[Prompt]
Print the records below word for word, but leave out the pictures.

(Lines of data)
···

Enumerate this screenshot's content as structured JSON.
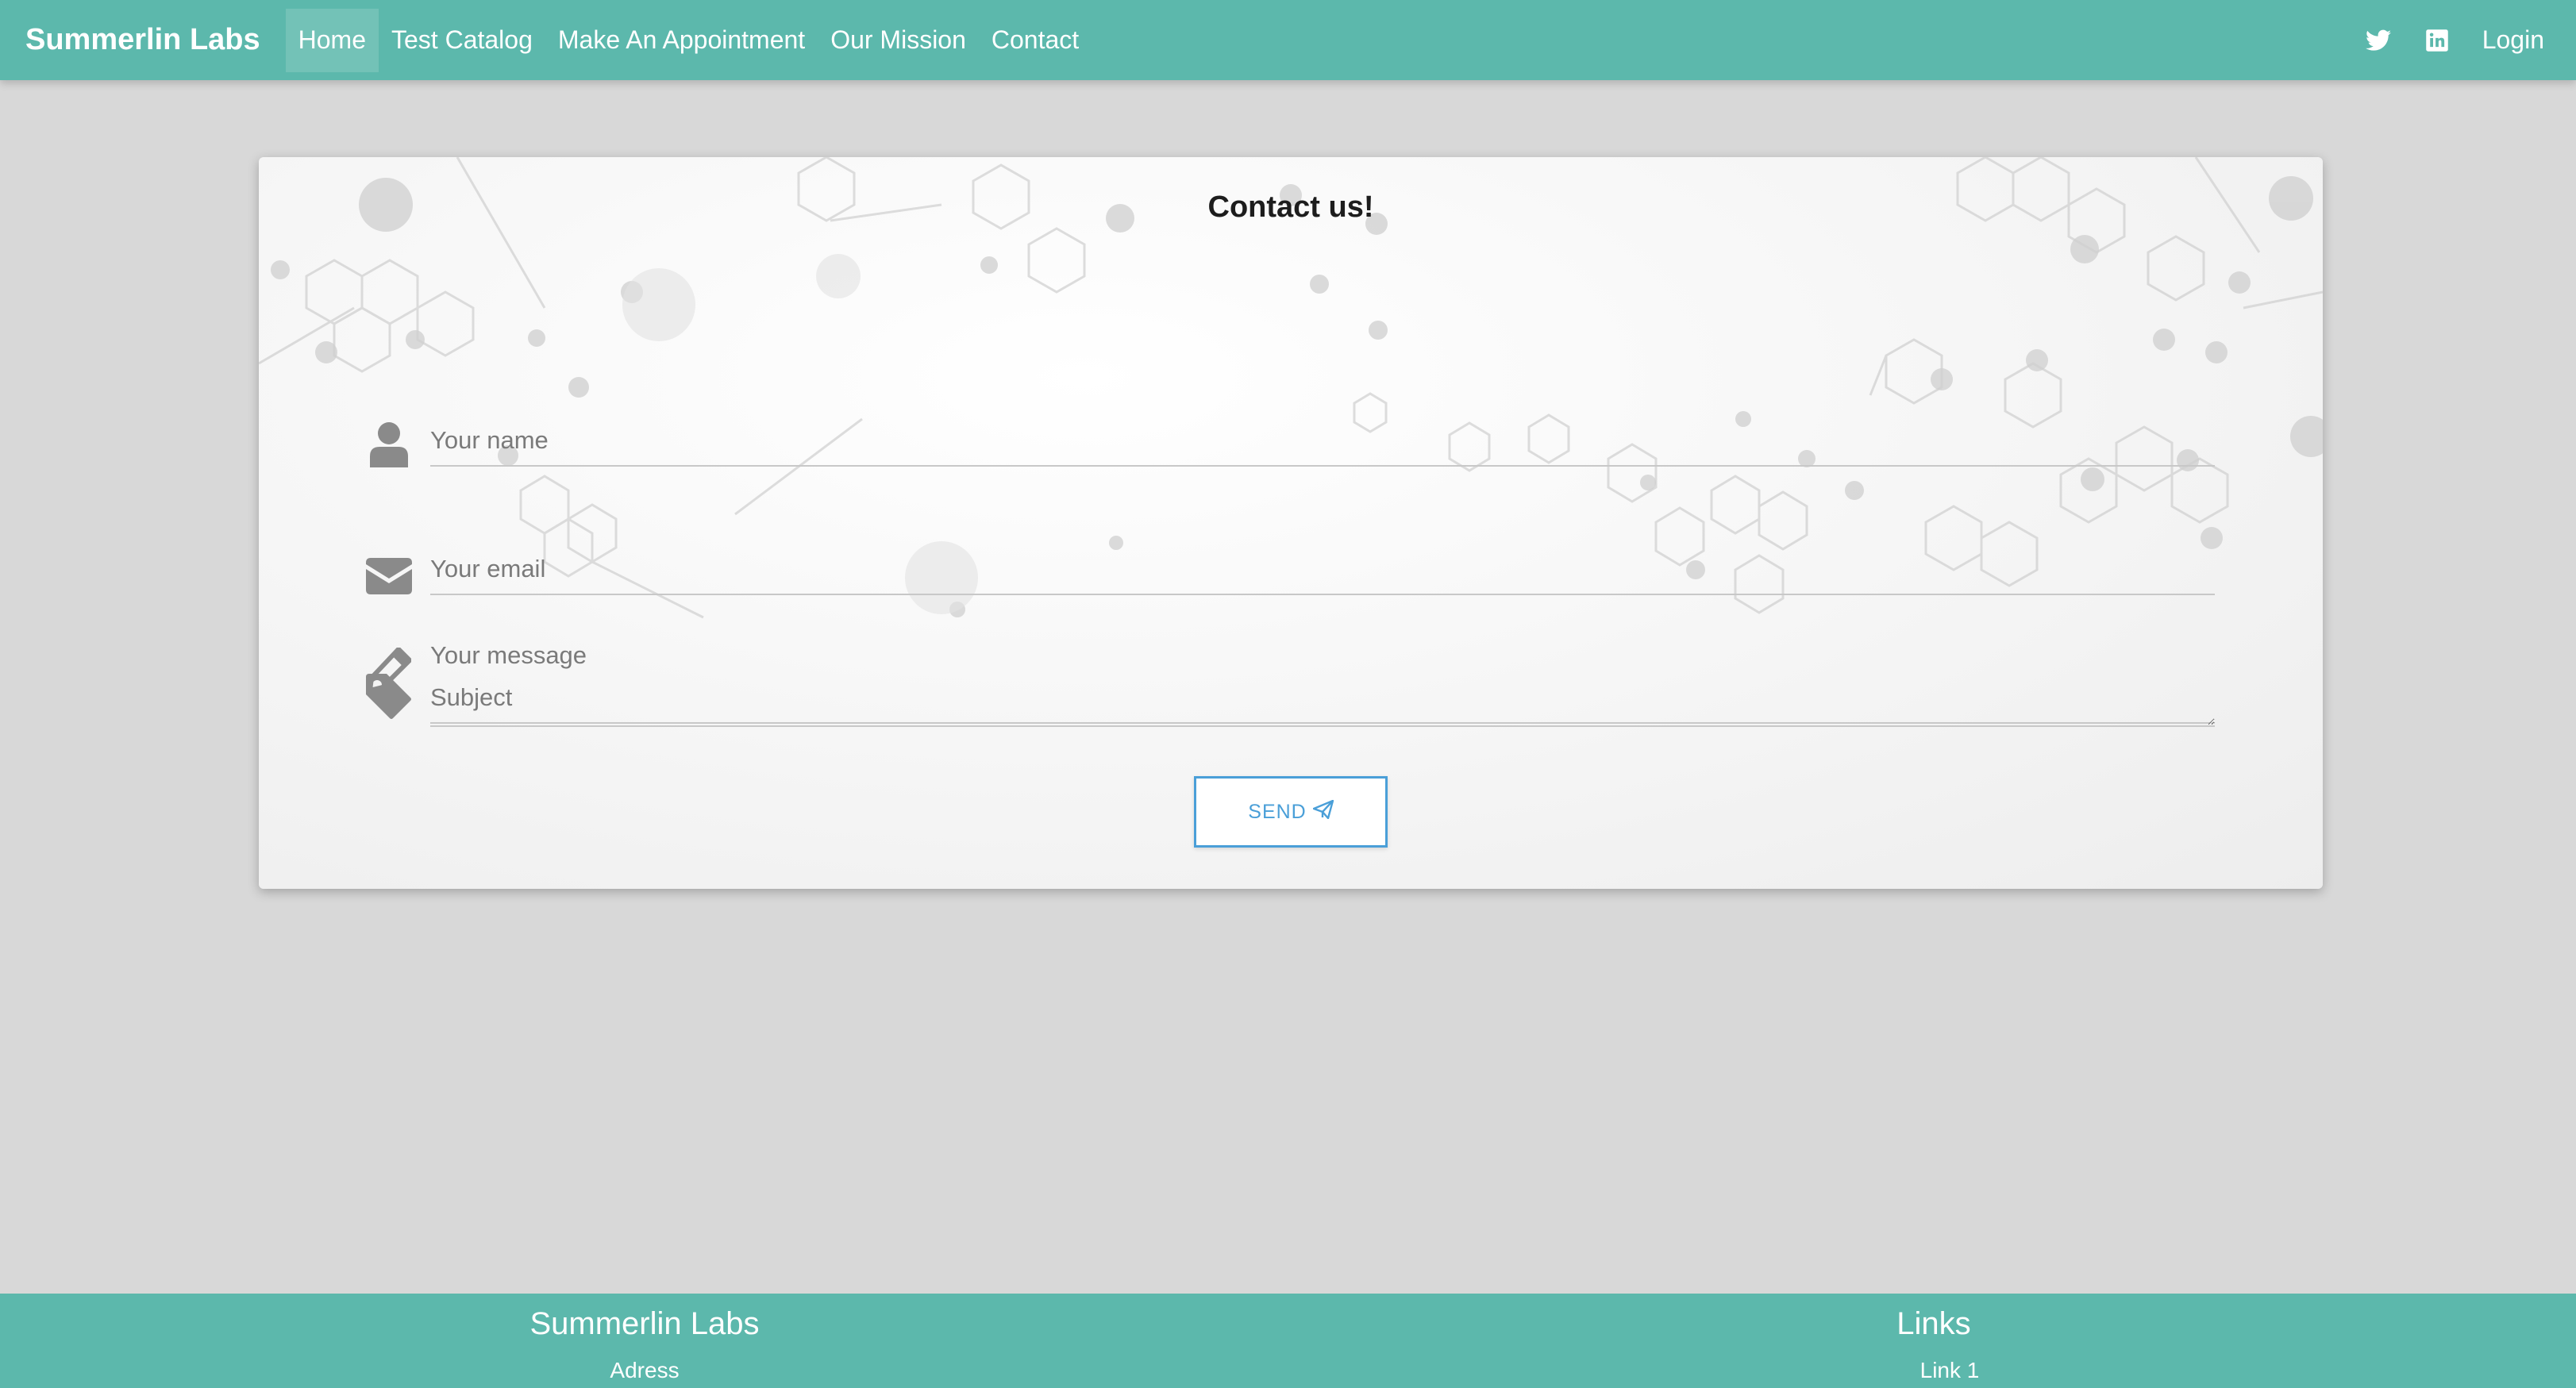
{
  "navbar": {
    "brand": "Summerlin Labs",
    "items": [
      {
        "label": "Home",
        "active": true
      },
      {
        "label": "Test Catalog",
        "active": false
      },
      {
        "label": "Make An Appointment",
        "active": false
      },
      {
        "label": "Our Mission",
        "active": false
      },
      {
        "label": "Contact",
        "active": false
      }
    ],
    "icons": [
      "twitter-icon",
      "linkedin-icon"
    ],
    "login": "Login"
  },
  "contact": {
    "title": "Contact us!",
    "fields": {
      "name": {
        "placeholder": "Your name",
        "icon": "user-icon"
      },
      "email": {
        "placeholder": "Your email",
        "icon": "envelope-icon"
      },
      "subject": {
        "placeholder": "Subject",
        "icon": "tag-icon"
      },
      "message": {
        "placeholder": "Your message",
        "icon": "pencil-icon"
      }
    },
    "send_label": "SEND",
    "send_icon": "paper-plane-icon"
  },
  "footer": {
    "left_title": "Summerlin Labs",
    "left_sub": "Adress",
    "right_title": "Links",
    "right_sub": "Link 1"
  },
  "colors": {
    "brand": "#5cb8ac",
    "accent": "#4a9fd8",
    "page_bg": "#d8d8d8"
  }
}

···

[Response]
Enumerate this screenshot's content as structured JSON.
{
  "navbar": {
    "brand": "Summerlin Labs",
    "items": [
      {
        "label": "Home",
        "active": true
      },
      {
        "label": "Test Catalog",
        "active": false
      },
      {
        "label": "Make An Appointment",
        "active": false
      },
      {
        "label": "Our Mission",
        "active": false
      },
      {
        "label": "Contact",
        "active": false
      }
    ],
    "icons": [
      "twitter-icon",
      "linkedin-icon"
    ],
    "login": "Login"
  },
  "contact": {
    "title": "Contact us!",
    "fields": {
      "name": {
        "placeholder": "Your name",
        "icon": "user-icon"
      },
      "email": {
        "placeholder": "Your email",
        "icon": "envelope-icon"
      },
      "subject": {
        "placeholder": "Subject",
        "icon": "tag-icon"
      },
      "message": {
        "placeholder": "Your message",
        "icon": "pencil-icon"
      }
    },
    "send_label": "SEND",
    "send_icon": "paper-plane-icon"
  },
  "footer": {
    "left_title": "Summerlin Labs",
    "left_sub": "Adress",
    "right_title": "Links",
    "right_sub": "Link 1"
  },
  "colors": {
    "brand": "#5cb8ac",
    "accent": "#4a9fd8",
    "page_bg": "#d8d8d8"
  }
}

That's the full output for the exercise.